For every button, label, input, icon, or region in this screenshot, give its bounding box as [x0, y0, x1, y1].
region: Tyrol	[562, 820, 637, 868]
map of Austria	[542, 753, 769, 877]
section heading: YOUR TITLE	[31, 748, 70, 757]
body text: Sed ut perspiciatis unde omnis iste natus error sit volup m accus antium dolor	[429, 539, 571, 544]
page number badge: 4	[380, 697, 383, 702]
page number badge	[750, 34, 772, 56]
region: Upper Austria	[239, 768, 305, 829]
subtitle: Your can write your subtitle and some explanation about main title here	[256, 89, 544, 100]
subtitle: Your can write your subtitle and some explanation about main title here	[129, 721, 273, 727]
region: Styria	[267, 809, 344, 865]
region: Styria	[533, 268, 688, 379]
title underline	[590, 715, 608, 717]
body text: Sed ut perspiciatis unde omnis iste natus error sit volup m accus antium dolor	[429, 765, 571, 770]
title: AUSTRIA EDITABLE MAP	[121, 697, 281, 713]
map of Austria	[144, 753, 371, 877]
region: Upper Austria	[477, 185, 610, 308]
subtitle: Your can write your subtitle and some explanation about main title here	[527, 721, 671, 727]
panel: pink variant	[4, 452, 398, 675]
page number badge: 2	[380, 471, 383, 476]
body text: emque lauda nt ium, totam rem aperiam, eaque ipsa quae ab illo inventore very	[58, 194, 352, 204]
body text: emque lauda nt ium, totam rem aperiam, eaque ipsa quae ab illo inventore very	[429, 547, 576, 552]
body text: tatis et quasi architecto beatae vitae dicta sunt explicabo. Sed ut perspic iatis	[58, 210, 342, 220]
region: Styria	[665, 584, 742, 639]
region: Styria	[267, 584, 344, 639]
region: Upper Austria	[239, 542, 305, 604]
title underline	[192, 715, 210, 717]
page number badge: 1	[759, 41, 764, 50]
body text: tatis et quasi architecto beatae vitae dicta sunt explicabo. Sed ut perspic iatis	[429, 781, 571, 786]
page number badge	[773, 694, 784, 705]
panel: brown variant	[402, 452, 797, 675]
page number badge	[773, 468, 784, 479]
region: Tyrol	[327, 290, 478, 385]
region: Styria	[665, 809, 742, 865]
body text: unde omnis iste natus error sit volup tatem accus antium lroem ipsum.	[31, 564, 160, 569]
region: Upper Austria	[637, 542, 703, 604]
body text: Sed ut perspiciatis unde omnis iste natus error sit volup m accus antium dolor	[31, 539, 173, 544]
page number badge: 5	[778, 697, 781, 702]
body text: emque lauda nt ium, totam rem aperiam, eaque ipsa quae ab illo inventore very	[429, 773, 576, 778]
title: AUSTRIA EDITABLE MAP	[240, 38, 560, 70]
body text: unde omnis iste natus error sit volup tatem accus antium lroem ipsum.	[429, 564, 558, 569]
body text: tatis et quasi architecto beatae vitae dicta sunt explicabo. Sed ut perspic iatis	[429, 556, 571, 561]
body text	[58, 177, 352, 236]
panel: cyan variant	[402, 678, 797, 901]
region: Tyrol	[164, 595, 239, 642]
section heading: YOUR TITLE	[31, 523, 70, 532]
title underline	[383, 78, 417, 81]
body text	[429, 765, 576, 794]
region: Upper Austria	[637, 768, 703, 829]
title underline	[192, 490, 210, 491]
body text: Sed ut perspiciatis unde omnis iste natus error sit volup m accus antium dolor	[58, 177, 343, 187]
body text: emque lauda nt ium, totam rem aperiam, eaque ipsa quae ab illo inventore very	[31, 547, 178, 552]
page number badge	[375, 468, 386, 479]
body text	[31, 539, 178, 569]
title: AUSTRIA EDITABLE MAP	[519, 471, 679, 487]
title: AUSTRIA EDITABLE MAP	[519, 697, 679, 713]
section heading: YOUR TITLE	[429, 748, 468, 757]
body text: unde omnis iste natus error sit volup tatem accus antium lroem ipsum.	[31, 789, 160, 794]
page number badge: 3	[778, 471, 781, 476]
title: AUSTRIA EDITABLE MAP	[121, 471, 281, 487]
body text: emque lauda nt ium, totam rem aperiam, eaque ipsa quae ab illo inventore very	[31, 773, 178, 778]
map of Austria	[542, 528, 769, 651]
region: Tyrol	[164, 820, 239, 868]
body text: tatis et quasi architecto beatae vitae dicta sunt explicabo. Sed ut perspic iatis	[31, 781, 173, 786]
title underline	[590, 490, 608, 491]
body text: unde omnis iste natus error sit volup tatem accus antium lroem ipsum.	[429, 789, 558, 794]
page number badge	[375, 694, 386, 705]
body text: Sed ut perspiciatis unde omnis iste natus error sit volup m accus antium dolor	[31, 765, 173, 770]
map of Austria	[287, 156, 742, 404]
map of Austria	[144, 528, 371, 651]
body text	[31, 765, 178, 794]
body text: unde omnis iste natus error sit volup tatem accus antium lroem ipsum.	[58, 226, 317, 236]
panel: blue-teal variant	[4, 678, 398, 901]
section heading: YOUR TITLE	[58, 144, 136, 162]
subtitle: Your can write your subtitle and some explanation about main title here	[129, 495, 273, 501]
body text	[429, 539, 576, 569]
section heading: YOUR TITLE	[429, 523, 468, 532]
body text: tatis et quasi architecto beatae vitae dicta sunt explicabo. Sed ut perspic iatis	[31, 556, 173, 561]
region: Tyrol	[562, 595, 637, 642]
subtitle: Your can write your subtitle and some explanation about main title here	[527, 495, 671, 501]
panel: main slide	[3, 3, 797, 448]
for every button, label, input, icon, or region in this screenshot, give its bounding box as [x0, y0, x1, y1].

************

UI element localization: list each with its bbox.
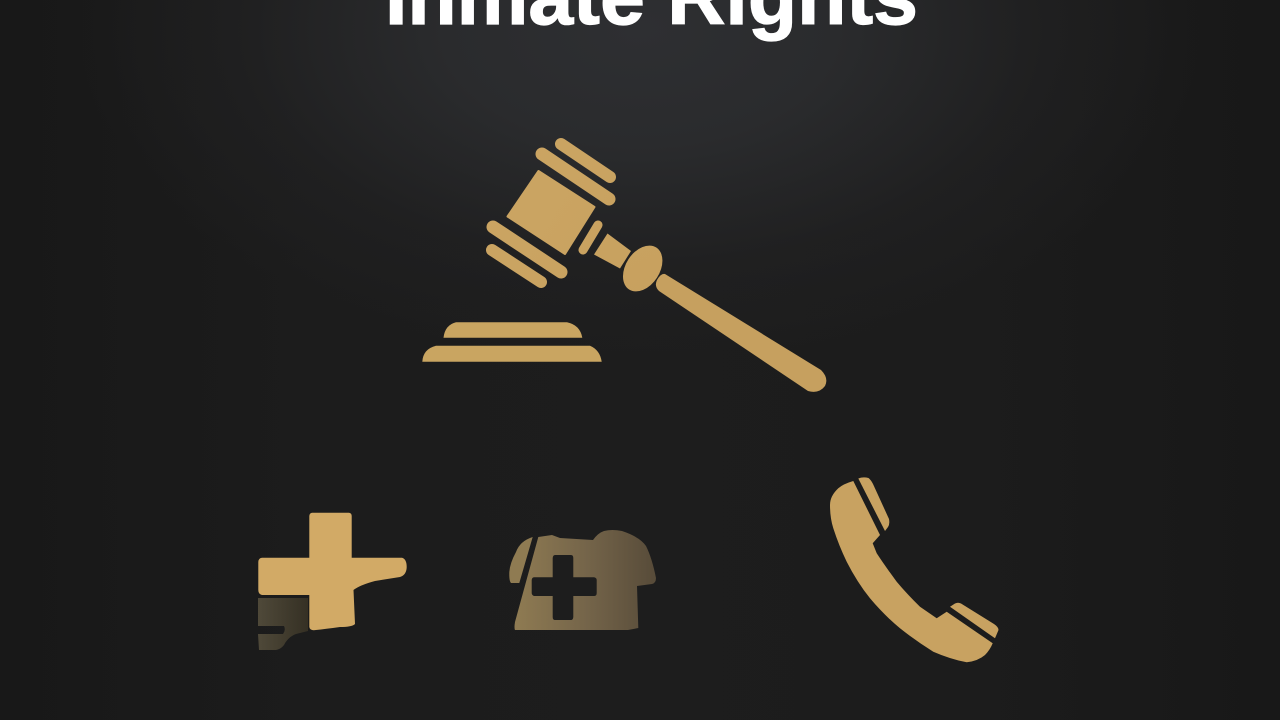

************

# [Problem description]
Report every line from the items above that contains the word "about". Letter case matters, so include only lines where the capitalization matches.

# [The reply]
subtitle: Your can write your subtitle and some explanation about main title here	[256, 89, 544, 100]
subtitle: Your can write your subtitle and some explanation about main title here	[129, 721, 273, 727]
subtitle: Your can write your subtitle and some explanation about main title here	[527, 721, 671, 727]
subtitle: Your can write your subtitle and some explanation about main title here	[129, 495, 273, 501]
subtitle: Your can write your subtitle and some explanation about main title here	[527, 495, 671, 501]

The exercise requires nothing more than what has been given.